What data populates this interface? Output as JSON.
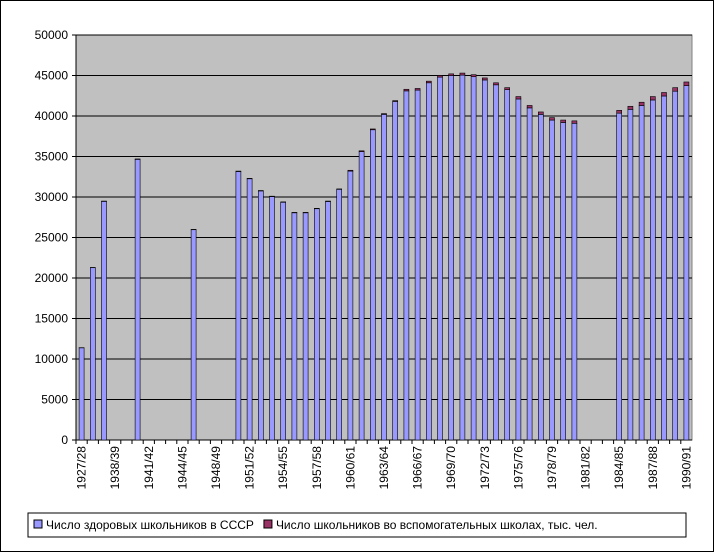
{
  "chart_data": {
    "type": "stacked_bar",
    "categories": [
      "1927/28",
      null,
      null,
      "1938/39",
      null,
      null,
      "1941/42",
      null,
      null,
      "1944/45",
      null,
      null,
      "1948/49",
      null,
      null,
      "1951/52",
      null,
      null,
      "1954/55",
      null,
      null,
      "1957/58",
      null,
      null,
      "1960/61",
      null,
      null,
      "1963/64",
      null,
      null,
      "1966/67",
      null,
      null,
      "1969/70",
      null,
      null,
      "1972/73",
      null,
      null,
      "1975/76",
      null,
      null,
      "1978/79",
      null,
      null,
      "1981/82",
      null,
      null,
      "1984/85",
      null,
      null,
      "1987/88",
      null,
      null,
      "1990/91"
    ],
    "series": [
      {
        "name": "Число здоровых школьников в СССР",
        "color": "#9999ff",
        "values": [
          11380,
          21270,
          29460,
          null,
          null,
          34650,
          null,
          null,
          null,
          null,
          25960,
          null,
          null,
          null,
          33150,
          32250,
          30750,
          30050,
          29350,
          28050,
          28050,
          28550,
          29450,
          30950,
          33200,
          35600,
          38300,
          40200,
          41800,
          43100,
          43200,
          44100,
          44800,
          45000,
          45050,
          44850,
          44450,
          43850,
          43250,
          42100,
          41000,
          40200,
          39500,
          39200,
          39100,
          null,
          null,
          null,
          40350,
          40820,
          41300,
          41980,
          42470,
          43060,
          43750
        ]
      },
      {
        "name": "Число школьников во вспомогательных школах, тыс. чел.",
        "color": "#993366",
        "values": [
          20,
          30,
          40,
          null,
          null,
          50,
          null,
          null,
          null,
          null,
          40,
          null,
          null,
          null,
          50,
          50,
          50,
          50,
          50,
          50,
          50,
          50,
          50,
          50,
          100,
          100,
          100,
          100,
          100,
          200,
          200,
          200,
          200,
          200,
          250,
          250,
          250,
          250,
          250,
          300,
          300,
          300,
          300,
          300,
          300,
          null,
          null,
          null,
          350,
          380,
          400,
          420,
          430,
          440,
          450
        ]
      }
    ],
    "ylim": [
      0,
      50000
    ],
    "yticks": [
      0,
      5000,
      10000,
      15000,
      20000,
      25000,
      30000,
      35000,
      40000,
      45000,
      50000
    ],
    "grid": true,
    "legend": "bottom",
    "background": "#c0c0c0"
  }
}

________________

● **EXERCISE REQUIREMENTS**
Retype the data above exactly; pictures are not part of the copy.

● **THE OUTPUT**
What data populates this interface? Output as JSON.
{
  "chart_data": {
    "type": "stacked_bar",
    "categories": [
      "1927/28",
      null,
      null,
      "1938/39",
      null,
      null,
      "1941/42",
      null,
      null,
      "1944/45",
      null,
      null,
      "1948/49",
      null,
      null,
      "1951/52",
      null,
      null,
      "1954/55",
      null,
      null,
      "1957/58",
      null,
      null,
      "1960/61",
      null,
      null,
      "1963/64",
      null,
      null,
      "1966/67",
      null,
      null,
      "1969/70",
      null,
      null,
      "1972/73",
      null,
      null,
      "1975/76",
      null,
      null,
      "1978/79",
      null,
      null,
      "1981/82",
      null,
      null,
      "1984/85",
      null,
      null,
      "1987/88",
      null,
      null,
      "1990/91"
    ],
    "series": [
      {
        "name": "Число здоровых школьников в СССР",
        "color": "#9999ff",
        "values": [
          11380,
          21270,
          29460,
          null,
          null,
          34650,
          null,
          null,
          null,
          null,
          25960,
          null,
          null,
          null,
          33150,
          32250,
          30750,
          30050,
          29350,
          28050,
          28050,
          28550,
          29450,
          30950,
          33200,
          35600,
          38300,
          40200,
          41800,
          43100,
          43200,
          44100,
          44800,
          45000,
          45050,
          44850,
          44450,
          43850,
          43250,
          42100,
          41000,
          40200,
          39500,
          39200,
          39100,
          null,
          null,
          null,
          40350,
          40820,
          41300,
          41980,
          42470,
          43060,
          43750
        ]
      },
      {
        "name": "Число школьников во вспомогательных школах, тыс. чел.",
        "color": "#993366",
        "values": [
          20,
          30,
          40,
          null,
          null,
          50,
          null,
          null,
          null,
          null,
          40,
          null,
          null,
          null,
          50,
          50,
          50,
          50,
          50,
          50,
          50,
          50,
          50,
          50,
          100,
          100,
          100,
          100,
          100,
          200,
          200,
          200,
          200,
          200,
          250,
          250,
          250,
          250,
          250,
          300,
          300,
          300,
          300,
          300,
          300,
          null,
          null,
          null,
          350,
          380,
          400,
          420,
          430,
          440,
          450
        ]
      }
    ],
    "ylim": [
      0,
      50000
    ],
    "yticks": [
      0,
      5000,
      10000,
      15000,
      20000,
      25000,
      30000,
      35000,
      40000,
      45000,
      50000
    ],
    "grid": true,
    "legend": "bottom",
    "background": "#c0c0c0"
  }
}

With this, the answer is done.